• _Exercise goal_: Pick out all lines with the word "image" from the records that follow.

**********

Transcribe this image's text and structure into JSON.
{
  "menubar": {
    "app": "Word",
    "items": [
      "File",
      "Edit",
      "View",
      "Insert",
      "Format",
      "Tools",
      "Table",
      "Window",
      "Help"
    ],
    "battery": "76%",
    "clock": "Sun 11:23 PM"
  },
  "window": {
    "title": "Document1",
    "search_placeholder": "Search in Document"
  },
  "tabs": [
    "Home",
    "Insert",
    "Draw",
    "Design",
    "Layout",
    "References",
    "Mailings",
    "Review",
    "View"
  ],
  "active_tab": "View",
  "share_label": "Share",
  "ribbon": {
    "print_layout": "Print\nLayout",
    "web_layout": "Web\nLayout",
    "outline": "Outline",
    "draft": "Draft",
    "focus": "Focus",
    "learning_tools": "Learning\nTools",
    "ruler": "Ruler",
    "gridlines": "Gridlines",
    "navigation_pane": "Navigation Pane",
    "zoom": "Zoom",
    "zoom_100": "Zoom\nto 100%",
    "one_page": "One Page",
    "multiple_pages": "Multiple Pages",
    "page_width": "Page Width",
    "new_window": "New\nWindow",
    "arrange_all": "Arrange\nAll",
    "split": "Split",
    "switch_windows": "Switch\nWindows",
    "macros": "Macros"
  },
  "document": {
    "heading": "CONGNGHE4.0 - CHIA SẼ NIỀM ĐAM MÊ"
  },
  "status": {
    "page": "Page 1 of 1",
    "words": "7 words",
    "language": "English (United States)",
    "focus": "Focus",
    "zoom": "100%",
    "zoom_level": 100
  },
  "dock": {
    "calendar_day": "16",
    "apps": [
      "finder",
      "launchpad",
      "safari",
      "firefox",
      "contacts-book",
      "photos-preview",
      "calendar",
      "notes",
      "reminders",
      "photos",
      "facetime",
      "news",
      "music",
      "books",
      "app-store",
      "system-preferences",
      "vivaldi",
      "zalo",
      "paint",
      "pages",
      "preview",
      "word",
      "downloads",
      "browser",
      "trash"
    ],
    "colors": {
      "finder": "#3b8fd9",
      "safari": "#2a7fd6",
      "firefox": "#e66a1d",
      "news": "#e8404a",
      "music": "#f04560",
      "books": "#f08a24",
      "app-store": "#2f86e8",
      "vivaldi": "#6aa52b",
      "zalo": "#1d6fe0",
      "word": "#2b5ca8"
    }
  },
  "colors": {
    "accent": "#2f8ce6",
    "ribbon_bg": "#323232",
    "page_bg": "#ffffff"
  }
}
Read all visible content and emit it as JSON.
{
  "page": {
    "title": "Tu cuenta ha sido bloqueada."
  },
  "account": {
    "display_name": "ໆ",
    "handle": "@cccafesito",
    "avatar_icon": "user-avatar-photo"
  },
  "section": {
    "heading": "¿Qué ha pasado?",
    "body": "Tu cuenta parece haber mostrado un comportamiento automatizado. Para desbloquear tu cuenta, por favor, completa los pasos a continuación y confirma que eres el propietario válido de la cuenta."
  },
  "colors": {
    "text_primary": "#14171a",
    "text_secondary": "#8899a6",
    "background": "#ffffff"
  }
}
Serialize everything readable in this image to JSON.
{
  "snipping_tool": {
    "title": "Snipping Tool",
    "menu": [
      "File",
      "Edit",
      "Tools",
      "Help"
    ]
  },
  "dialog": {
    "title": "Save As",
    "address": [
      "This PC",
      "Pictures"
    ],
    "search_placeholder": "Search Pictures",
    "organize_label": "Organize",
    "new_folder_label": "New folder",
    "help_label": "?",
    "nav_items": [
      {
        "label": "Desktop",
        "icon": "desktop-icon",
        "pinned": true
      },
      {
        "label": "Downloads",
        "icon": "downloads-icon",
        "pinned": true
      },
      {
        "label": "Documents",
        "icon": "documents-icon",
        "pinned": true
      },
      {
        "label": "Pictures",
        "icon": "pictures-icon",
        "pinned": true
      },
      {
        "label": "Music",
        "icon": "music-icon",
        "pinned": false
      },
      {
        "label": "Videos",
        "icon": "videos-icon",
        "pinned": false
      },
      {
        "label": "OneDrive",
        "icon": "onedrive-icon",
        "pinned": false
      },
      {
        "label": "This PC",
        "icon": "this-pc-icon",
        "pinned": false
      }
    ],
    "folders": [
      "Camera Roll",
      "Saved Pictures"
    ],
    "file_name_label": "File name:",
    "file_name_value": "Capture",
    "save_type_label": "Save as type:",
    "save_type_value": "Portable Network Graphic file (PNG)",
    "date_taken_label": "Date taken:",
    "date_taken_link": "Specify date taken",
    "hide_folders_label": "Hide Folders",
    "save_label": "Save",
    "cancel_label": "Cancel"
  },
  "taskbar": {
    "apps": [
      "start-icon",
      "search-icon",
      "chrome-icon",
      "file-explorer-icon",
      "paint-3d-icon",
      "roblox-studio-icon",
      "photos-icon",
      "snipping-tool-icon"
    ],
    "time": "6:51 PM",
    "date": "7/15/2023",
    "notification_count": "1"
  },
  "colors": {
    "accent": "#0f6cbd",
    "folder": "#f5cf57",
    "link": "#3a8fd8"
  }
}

**********

• _Solution to the problem_:
Transcribe this image's text and structure into JSON.
Serialize everything readable in this image to JSON.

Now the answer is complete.